──────── Entries provided

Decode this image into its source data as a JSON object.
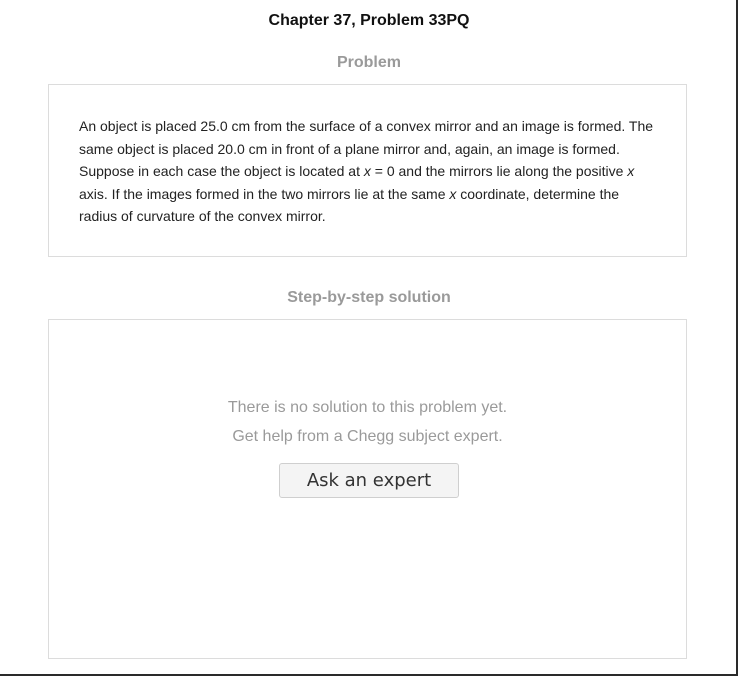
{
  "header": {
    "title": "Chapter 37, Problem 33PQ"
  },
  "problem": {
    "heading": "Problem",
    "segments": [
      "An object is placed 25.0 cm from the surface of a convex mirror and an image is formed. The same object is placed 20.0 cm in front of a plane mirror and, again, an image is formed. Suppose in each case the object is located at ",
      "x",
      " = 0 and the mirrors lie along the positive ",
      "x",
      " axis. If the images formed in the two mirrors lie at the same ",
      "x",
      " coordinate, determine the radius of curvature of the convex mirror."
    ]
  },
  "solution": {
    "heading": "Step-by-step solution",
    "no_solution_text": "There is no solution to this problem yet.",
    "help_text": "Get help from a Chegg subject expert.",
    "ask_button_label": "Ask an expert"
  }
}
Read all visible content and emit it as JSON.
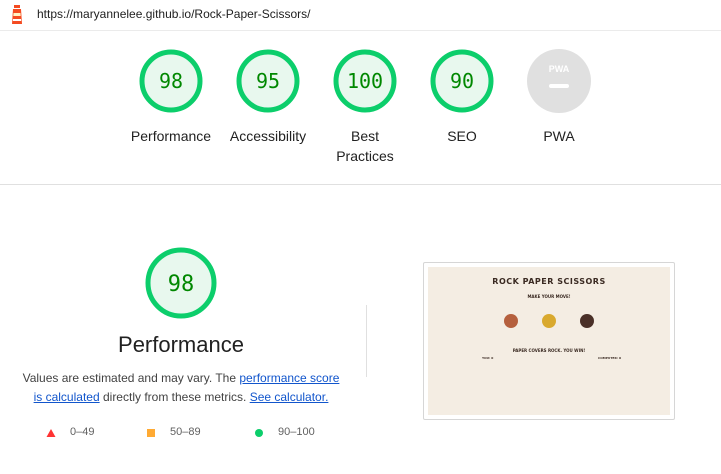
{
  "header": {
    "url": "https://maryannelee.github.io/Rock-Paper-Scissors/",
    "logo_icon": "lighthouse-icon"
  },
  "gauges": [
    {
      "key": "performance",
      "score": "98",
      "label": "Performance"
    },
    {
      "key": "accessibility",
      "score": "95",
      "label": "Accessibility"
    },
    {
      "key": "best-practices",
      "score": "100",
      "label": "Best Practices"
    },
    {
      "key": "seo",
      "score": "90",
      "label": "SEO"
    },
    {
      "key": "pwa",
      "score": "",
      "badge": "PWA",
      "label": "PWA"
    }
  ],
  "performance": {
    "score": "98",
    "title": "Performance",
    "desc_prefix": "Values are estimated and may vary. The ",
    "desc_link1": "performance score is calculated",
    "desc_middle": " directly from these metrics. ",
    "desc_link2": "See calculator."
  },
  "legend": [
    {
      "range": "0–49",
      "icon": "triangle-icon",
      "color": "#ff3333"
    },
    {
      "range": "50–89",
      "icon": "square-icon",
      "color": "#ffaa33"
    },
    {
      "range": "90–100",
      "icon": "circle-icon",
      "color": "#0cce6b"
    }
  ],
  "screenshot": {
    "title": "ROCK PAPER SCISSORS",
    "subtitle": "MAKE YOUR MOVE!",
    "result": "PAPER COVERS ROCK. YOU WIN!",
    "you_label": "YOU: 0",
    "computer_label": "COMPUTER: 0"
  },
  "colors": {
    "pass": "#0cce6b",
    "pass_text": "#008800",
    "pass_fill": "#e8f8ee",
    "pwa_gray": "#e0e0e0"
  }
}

────────────────

Make a copy of each line that contains the string "solution".

### Answer to the problem
  "solution": {
    "heading": "Step-by-step solution",
    "no_solution_text": "There is no solution to this problem yet.",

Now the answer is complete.